- _Given task_:
Please reproduce the records from the line containing "divider [0,1150,1000,1152]" through the line containing "filters-button[interactable]: Filtres [662,1559,955,1686]", copying each one exactly.

- _Exercise data_:
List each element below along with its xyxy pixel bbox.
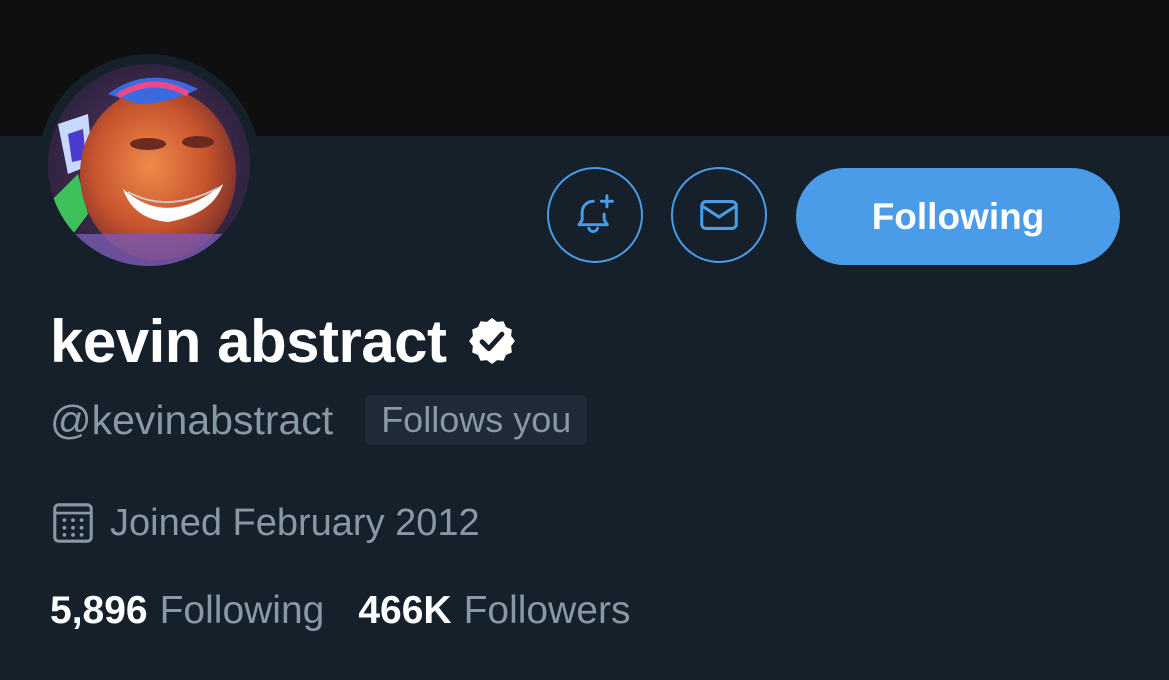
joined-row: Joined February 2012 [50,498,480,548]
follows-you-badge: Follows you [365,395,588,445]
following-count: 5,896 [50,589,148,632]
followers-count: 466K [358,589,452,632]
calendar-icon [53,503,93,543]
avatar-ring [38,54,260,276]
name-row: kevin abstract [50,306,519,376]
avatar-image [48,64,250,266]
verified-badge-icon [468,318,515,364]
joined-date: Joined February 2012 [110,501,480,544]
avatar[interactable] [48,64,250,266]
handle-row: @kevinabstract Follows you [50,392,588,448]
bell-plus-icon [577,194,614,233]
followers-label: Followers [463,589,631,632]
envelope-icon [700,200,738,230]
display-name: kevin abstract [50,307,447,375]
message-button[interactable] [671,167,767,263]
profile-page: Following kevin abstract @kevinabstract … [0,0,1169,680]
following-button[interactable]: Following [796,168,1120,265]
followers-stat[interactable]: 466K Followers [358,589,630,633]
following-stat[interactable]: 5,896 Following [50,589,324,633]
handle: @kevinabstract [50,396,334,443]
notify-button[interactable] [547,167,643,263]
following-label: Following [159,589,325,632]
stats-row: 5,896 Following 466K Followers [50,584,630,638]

...

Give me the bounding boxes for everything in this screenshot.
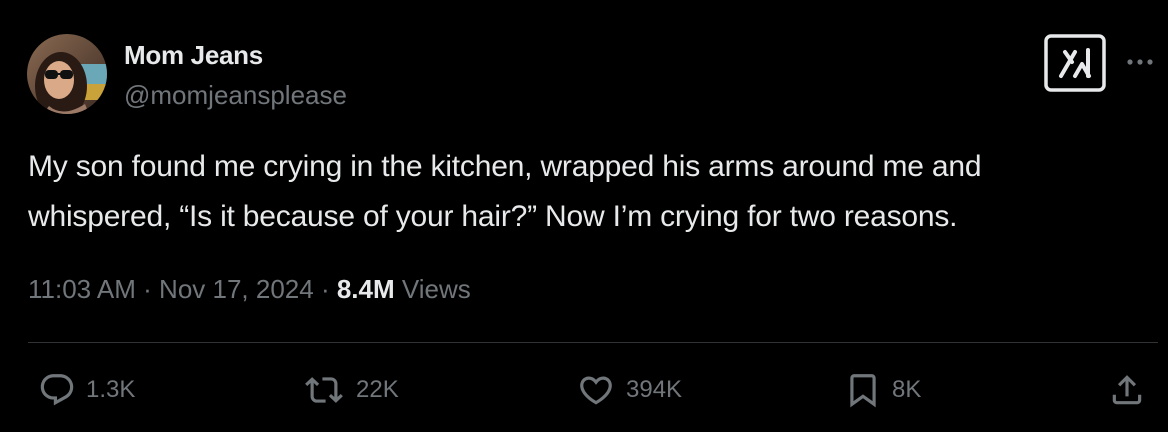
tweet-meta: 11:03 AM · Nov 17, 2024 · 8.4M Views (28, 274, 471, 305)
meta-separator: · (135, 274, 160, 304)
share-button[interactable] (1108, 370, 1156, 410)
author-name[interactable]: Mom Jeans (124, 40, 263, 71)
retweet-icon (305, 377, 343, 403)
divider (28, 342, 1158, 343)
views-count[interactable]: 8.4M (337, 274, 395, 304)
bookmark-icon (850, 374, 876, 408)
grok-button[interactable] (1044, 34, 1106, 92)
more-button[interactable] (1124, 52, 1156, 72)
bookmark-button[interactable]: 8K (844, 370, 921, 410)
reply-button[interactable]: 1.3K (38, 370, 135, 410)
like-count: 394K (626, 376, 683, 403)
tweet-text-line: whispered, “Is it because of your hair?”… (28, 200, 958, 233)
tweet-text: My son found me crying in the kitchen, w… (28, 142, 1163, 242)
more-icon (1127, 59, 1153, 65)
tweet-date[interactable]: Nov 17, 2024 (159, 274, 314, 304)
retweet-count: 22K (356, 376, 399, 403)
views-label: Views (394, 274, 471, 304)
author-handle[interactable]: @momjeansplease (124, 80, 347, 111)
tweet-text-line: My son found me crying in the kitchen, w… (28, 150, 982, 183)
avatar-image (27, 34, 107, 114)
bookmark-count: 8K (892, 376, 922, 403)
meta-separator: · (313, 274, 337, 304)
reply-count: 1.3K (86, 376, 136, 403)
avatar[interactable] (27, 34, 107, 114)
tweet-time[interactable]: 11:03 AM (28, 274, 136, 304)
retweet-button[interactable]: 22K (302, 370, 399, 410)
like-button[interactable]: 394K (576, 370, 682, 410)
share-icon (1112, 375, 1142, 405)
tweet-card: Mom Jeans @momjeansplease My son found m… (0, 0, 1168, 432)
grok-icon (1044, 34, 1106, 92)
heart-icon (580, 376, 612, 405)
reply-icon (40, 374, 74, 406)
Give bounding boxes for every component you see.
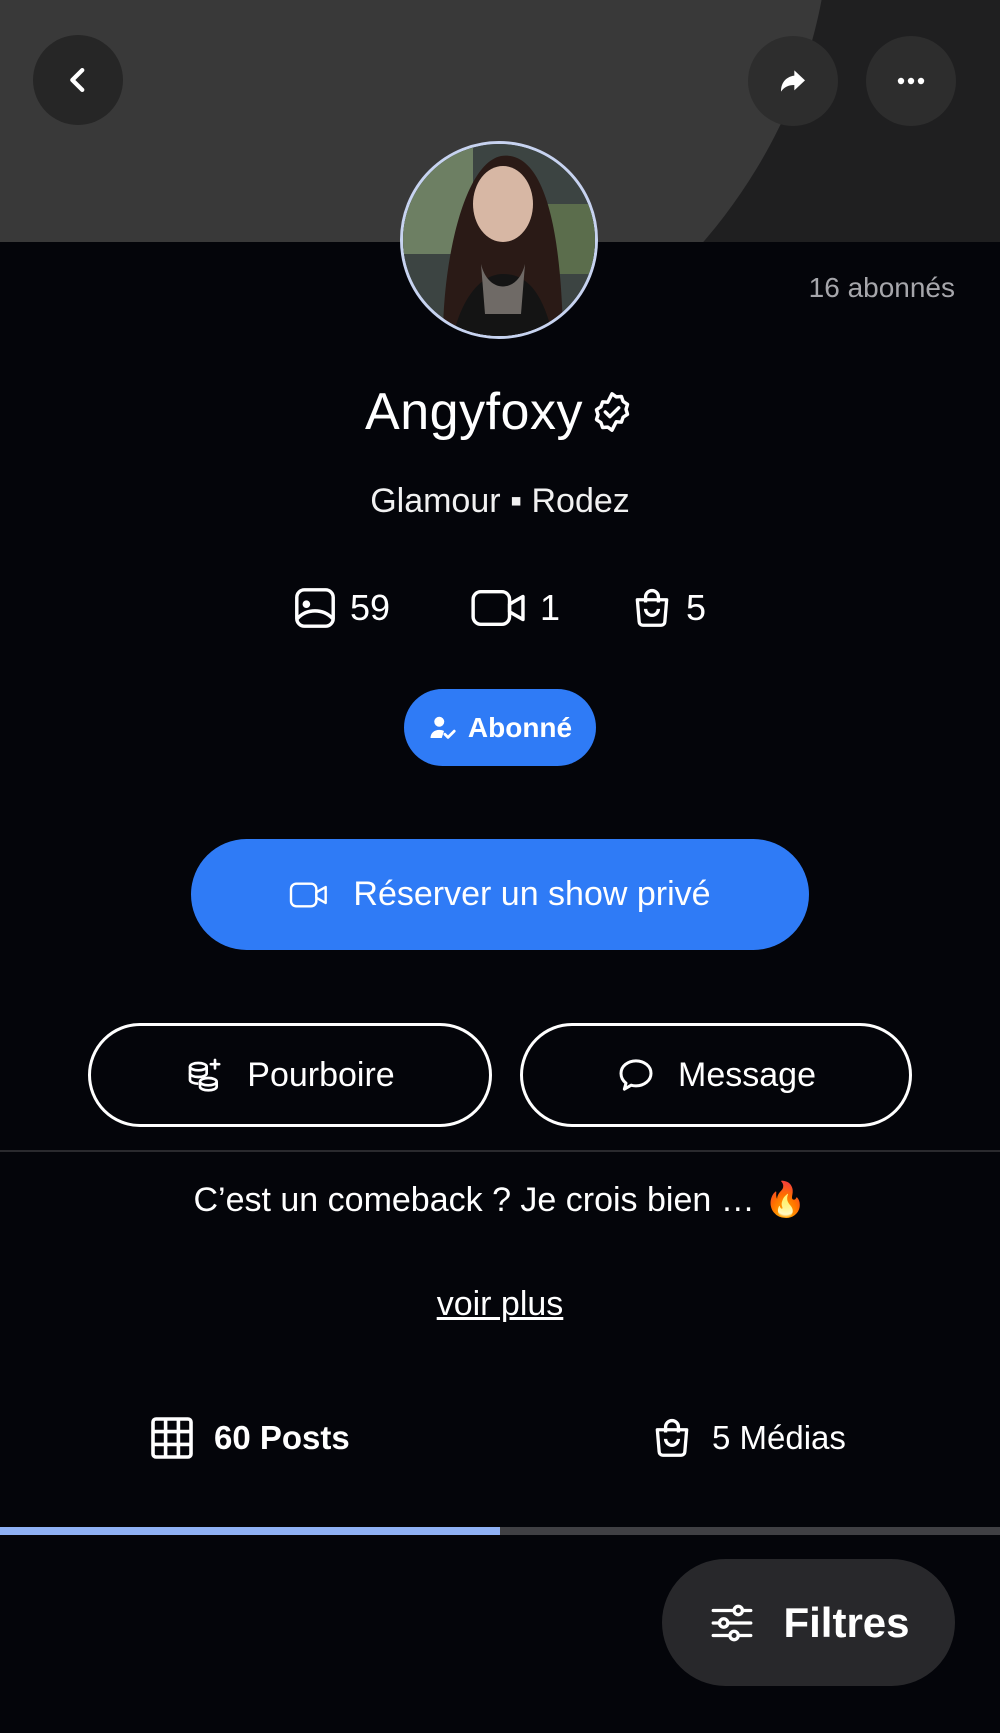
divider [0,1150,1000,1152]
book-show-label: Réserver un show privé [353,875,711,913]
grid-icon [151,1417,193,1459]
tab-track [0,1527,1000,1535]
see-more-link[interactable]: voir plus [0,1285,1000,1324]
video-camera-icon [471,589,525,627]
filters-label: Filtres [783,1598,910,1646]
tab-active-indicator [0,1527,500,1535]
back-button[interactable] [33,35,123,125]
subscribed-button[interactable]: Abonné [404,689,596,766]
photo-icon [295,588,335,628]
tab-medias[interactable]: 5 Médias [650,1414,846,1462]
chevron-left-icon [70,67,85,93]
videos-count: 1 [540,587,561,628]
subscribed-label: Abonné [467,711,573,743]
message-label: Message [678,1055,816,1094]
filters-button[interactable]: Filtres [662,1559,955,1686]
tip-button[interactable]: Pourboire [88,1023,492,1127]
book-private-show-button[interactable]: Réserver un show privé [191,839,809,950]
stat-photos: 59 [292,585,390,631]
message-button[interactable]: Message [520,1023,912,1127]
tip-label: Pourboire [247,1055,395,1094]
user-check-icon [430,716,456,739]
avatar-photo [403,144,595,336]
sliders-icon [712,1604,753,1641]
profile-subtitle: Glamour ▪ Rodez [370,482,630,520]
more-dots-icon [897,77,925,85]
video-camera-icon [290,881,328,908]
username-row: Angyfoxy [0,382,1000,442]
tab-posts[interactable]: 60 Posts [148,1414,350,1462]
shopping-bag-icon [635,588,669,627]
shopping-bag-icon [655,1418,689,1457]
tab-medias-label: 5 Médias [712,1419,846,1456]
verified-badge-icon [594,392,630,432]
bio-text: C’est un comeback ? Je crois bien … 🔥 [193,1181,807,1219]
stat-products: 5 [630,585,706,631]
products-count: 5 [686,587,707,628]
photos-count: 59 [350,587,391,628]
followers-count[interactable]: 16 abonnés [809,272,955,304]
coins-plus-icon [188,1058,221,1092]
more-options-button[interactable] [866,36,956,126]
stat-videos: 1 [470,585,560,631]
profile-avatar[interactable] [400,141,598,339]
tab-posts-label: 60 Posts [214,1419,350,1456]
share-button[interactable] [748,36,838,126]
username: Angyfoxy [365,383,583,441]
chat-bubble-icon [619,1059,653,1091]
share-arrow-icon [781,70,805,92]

- _Output of the exercise_:
divider [0,1150,1000,1152]
book-show-label: Réserver un show privé [353,875,711,913]
grid-icon [151,1417,193,1459]
tab-track [0,1527,1000,1535]
see-more-link[interactable]: voir plus [0,1285,1000,1324]
video-camera-icon [471,589,525,627]
filters-label: Filtres [783,1598,910,1646]
tab-active-indicator [0,1527,500,1535]
back-button[interactable] [33,35,123,125]
subscribed-button[interactable]: Abonné [404,689,596,766]
photo-icon [295,588,335,628]
tab-medias[interactable]: 5 Médias [650,1414,846,1462]
chevron-left-icon [70,67,85,93]
videos-count: 1 [540,587,561,628]
subscribed-label: Abonné [467,711,573,743]
message-label: Message [678,1055,816,1094]
filters-button[interactable]: Filtres [662,1559,955,1686]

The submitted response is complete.